#### Dataset content ####

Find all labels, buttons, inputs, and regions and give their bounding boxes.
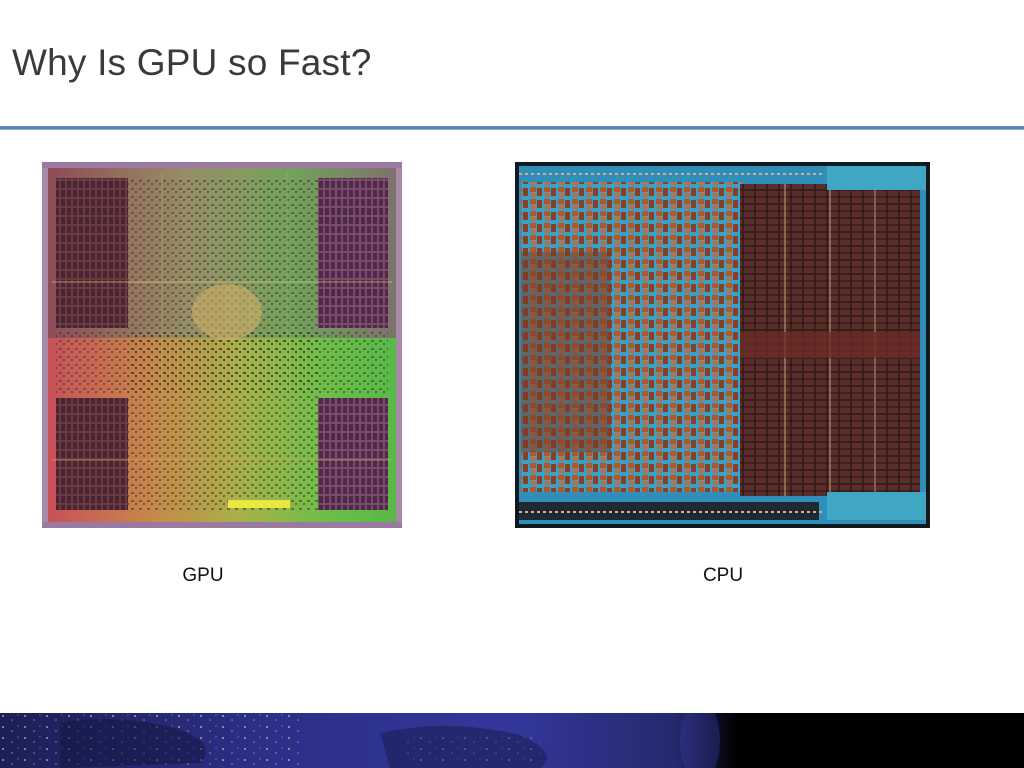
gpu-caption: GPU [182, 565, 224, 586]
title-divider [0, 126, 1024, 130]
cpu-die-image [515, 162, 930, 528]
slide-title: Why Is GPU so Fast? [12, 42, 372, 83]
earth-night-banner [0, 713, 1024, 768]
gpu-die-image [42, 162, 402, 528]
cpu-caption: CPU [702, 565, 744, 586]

####
#### Dataset content ####

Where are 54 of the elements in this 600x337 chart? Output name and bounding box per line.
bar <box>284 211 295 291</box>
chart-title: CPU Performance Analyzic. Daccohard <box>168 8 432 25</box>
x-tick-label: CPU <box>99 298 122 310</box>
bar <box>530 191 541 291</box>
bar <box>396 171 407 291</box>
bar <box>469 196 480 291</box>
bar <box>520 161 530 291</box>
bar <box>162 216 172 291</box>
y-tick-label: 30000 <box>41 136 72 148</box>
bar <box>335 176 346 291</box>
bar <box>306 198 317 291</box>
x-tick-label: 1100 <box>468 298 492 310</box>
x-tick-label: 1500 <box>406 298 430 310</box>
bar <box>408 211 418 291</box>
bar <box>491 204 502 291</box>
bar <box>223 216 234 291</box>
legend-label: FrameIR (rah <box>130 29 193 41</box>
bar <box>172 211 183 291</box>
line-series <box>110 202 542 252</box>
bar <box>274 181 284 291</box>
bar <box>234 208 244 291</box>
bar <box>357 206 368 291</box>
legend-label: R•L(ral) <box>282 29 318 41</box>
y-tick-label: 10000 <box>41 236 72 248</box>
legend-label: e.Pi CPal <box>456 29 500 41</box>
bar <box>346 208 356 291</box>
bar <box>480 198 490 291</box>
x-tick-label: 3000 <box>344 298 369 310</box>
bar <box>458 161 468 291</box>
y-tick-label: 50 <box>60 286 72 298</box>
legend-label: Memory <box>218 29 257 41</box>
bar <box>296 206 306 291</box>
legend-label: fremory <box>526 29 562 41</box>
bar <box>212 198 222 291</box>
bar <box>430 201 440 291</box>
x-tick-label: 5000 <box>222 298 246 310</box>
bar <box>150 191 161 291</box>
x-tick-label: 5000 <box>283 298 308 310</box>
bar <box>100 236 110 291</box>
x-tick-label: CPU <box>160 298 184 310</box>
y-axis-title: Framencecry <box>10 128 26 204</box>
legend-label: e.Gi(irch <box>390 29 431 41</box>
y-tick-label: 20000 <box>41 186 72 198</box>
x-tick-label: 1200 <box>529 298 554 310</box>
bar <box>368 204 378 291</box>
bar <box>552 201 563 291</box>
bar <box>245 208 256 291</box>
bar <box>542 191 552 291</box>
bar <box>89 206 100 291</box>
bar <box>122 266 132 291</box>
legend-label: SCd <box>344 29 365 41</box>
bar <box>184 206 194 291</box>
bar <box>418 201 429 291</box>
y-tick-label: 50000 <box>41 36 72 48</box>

####
#### Dataset content ####

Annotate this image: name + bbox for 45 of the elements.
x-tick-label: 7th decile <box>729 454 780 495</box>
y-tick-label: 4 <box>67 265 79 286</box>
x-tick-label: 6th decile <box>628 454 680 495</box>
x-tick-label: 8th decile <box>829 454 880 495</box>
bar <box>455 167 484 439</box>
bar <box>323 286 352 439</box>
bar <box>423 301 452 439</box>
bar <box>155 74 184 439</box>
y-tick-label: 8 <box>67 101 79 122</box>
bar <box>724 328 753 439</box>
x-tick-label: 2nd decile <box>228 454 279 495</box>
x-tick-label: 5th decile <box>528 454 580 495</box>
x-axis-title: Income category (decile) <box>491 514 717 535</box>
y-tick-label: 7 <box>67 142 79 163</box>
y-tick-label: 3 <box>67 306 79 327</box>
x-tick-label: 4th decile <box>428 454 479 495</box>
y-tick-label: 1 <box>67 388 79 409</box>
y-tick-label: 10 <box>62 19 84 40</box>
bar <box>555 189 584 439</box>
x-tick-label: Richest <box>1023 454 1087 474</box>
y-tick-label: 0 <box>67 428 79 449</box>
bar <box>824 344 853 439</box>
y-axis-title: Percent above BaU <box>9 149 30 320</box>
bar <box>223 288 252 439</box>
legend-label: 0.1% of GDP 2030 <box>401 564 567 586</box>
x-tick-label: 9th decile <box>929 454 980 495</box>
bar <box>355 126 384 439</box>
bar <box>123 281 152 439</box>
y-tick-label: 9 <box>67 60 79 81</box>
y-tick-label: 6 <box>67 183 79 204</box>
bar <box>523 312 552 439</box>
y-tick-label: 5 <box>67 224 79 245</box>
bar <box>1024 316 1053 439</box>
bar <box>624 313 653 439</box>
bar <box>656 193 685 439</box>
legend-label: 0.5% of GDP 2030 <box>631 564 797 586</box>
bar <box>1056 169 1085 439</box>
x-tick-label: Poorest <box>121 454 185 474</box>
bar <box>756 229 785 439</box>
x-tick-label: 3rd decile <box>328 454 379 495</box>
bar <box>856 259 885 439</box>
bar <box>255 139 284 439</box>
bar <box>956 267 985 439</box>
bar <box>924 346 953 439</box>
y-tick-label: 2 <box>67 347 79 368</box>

####

▸ **Instructions to follow**
Can you retype everything in the material above from the line containing "Where are 54" down to the line containing "y-tick-label: 50000 <box>41 36 72 48</box>", both of those lines included?

▸ **Output of the exercise**
Where are 54 of the elements in this 600x337 chart? Output name and bounding box per line.
bar <box>284 211 295 291</box>
chart-title: CPU Performance Analyzic. Daccohard <box>168 8 432 25</box>
x-tick-label: CPU <box>99 298 122 310</box>
bar <box>530 191 541 291</box>
bar <box>396 171 407 291</box>
bar <box>469 196 480 291</box>
bar <box>520 161 530 291</box>
bar <box>162 216 172 291</box>
y-tick-label: 30000 <box>41 136 72 148</box>
bar <box>335 176 346 291</box>
bar <box>306 198 317 291</box>
x-tick-label: 1100 <box>468 298 492 310</box>
x-tick-label: 1500 <box>406 298 430 310</box>
bar <box>408 211 418 291</box>
bar <box>491 204 502 291</box>
bar <box>223 216 234 291</box>
legend-label: FrameIR (rah <box>130 29 193 41</box>
bar <box>172 211 183 291</box>
line-series <box>110 202 542 252</box>
bar <box>274 181 284 291</box>
bar <box>234 208 244 291</box>
bar <box>357 206 368 291</box>
legend-label: R•L(ral) <box>282 29 318 41</box>
y-tick-label: 10000 <box>41 236 72 248</box>
legend-label: e.Pi CPal <box>456 29 500 41</box>
bar <box>346 208 356 291</box>
bar <box>480 198 490 291</box>
x-tick-label: 3000 <box>344 298 369 310</box>
bar <box>458 161 468 291</box>
y-tick-label: 50 <box>60 286 72 298</box>
legend-label: Memory <box>218 29 257 41</box>
bar <box>296 206 306 291</box>
legend-label: fremory <box>526 29 562 41</box>
bar <box>212 198 222 291</box>
bar <box>430 201 440 291</box>
x-tick-label: 5000 <box>222 298 246 310</box>
bar <box>150 191 161 291</box>
x-tick-label: 5000 <box>283 298 308 310</box>
bar <box>100 236 110 291</box>
x-tick-label: CPU <box>160 298 184 310</box>
y-axis-title: Framencecry <box>10 128 26 204</box>
legend-label: e.Gi(irch <box>390 29 431 41</box>
y-tick-label: 20000 <box>41 186 72 198</box>
x-tick-label: 1200 <box>529 298 554 310</box>
bar <box>368 204 378 291</box>
bar <box>552 201 563 291</box>
bar <box>245 208 256 291</box>
bar <box>542 191 552 291</box>
bar <box>89 206 100 291</box>
bar <box>122 266 132 291</box>
legend-label: SCd <box>344 29 365 41</box>
bar <box>184 206 194 291</box>
bar <box>418 201 429 291</box>
y-tick-label: 50000 <box>41 36 72 48</box>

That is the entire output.